— BEGIN —

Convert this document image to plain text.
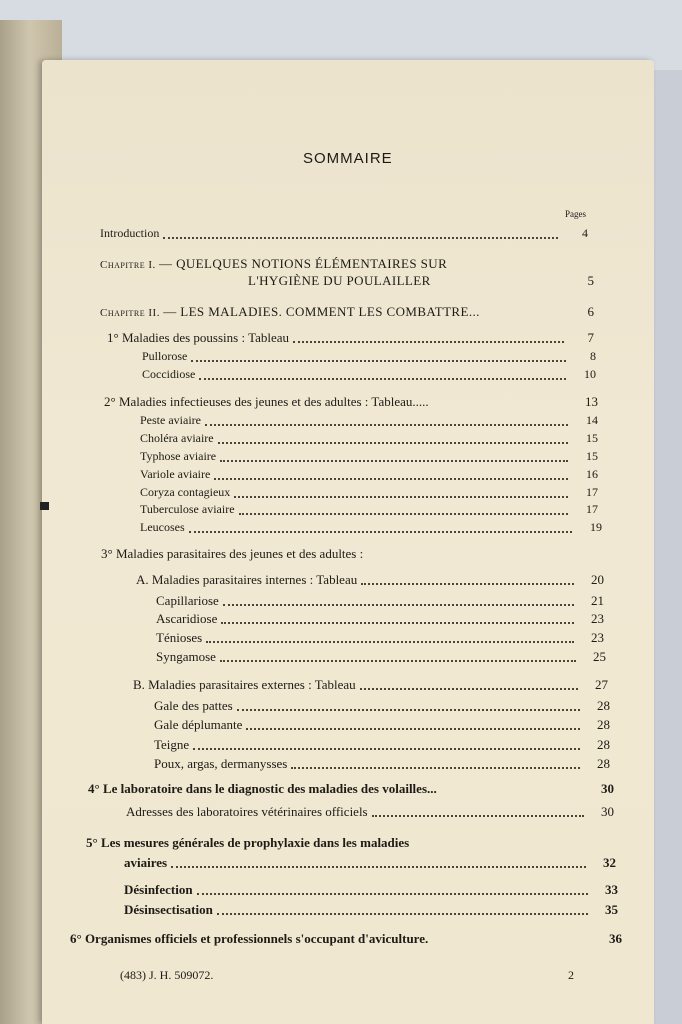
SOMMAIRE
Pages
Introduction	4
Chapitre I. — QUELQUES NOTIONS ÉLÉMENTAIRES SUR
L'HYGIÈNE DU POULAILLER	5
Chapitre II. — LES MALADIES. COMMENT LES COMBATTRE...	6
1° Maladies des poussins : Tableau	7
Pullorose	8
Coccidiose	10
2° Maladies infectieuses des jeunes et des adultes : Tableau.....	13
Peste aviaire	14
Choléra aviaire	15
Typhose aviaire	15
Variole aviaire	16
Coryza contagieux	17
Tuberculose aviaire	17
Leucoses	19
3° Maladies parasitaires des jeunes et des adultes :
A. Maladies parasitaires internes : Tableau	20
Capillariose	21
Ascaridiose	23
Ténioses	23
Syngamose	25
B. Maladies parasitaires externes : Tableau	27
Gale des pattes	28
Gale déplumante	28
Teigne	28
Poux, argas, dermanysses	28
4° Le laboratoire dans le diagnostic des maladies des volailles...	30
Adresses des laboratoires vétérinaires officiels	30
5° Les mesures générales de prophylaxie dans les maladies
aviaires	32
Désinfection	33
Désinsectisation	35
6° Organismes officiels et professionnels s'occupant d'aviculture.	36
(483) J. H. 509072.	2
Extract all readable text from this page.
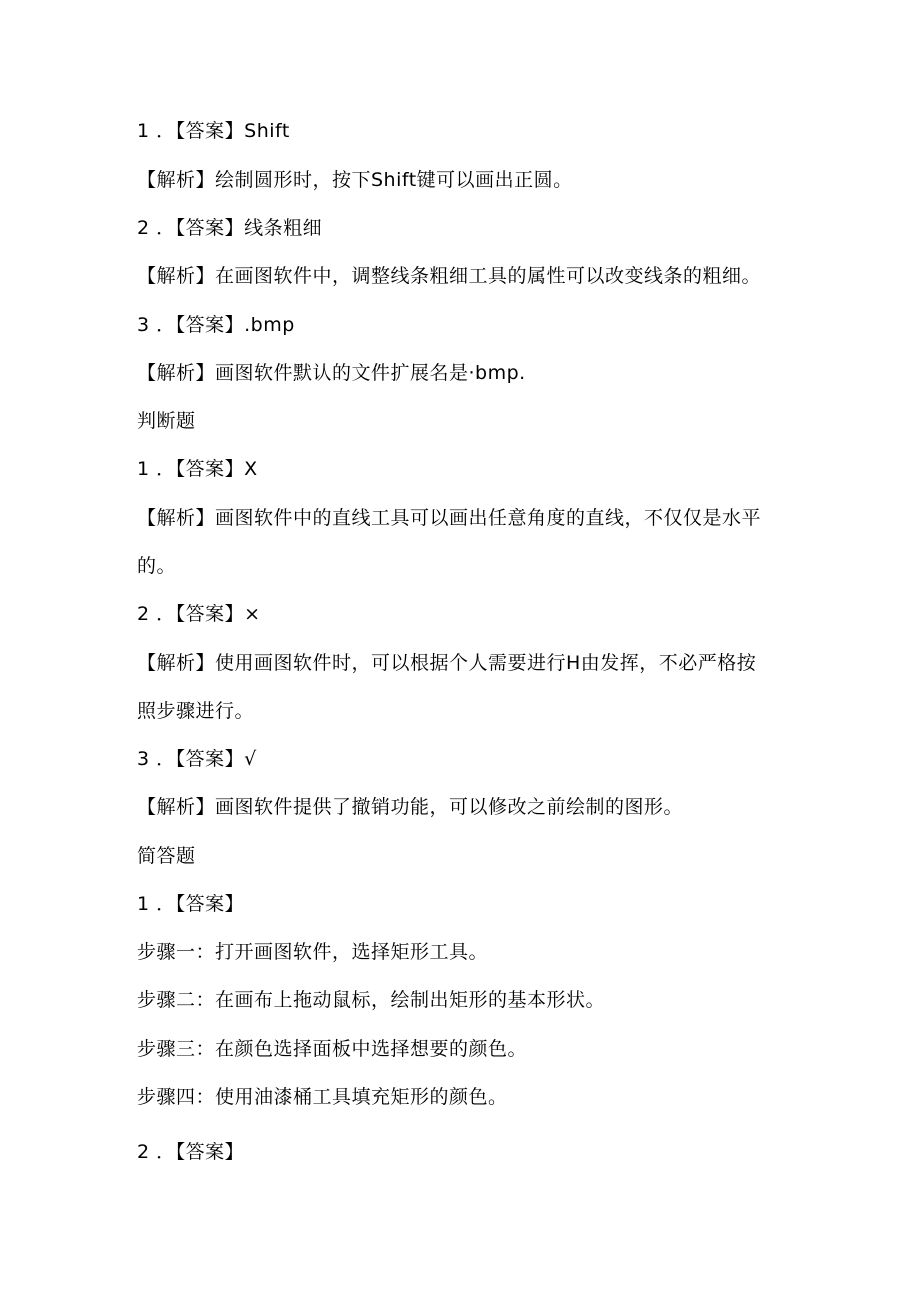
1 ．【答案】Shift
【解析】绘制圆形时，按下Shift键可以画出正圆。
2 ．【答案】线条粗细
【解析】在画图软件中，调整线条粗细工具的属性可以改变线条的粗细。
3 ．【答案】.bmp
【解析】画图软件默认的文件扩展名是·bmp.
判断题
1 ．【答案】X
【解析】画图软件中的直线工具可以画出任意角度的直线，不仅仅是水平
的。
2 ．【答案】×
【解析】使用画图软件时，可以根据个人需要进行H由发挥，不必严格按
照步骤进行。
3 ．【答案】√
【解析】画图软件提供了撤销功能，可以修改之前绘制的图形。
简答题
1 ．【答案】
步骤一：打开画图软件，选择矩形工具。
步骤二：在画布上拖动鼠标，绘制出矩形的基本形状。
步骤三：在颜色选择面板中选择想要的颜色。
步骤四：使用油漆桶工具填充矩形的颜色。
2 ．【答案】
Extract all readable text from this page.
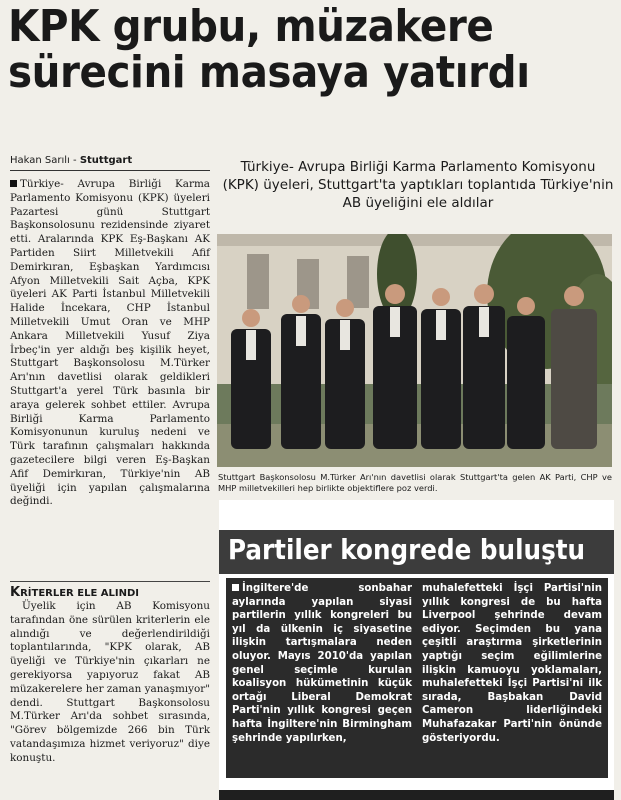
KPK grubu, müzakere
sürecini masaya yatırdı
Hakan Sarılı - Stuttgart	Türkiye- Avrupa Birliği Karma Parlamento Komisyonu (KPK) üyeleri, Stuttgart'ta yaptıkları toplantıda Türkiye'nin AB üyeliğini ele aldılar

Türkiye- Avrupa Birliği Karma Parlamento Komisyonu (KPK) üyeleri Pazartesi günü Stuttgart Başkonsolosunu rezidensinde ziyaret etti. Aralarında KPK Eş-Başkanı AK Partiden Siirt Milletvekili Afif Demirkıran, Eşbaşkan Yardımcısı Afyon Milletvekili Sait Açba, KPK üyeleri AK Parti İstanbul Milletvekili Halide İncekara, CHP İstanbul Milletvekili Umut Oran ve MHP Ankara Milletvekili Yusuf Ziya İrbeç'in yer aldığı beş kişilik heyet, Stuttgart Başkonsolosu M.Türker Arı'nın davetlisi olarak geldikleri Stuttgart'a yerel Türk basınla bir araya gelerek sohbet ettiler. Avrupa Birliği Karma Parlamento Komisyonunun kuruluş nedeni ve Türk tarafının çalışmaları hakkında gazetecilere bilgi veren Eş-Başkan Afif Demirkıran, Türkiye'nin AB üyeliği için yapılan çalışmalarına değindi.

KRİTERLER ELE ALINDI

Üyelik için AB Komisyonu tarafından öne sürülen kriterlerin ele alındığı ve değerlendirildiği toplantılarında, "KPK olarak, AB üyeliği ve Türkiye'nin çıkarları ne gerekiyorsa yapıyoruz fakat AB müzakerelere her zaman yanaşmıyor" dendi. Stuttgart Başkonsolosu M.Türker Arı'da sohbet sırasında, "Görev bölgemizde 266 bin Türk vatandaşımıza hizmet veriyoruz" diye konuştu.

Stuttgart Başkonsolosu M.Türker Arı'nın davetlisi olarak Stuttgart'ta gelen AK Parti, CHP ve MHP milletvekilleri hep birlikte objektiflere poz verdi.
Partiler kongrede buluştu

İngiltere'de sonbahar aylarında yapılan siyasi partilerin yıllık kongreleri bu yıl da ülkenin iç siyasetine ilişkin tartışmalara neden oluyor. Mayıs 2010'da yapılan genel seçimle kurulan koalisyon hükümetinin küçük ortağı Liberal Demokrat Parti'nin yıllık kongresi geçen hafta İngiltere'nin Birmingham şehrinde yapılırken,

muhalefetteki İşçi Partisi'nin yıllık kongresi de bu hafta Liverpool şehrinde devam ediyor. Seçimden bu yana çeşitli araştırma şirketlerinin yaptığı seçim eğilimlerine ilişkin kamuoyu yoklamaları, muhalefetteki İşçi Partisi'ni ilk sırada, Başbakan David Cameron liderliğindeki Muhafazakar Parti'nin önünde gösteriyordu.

— END —

To do - Search the data above for lines holding "parasitaires" and copy each of them.

Answer for the task -
3° Maladies parasitaires des jeunes et des adultes :
A. Maladies parasitaires internes : Tableau	20
B. Maladies parasitaires externes : Tableau	27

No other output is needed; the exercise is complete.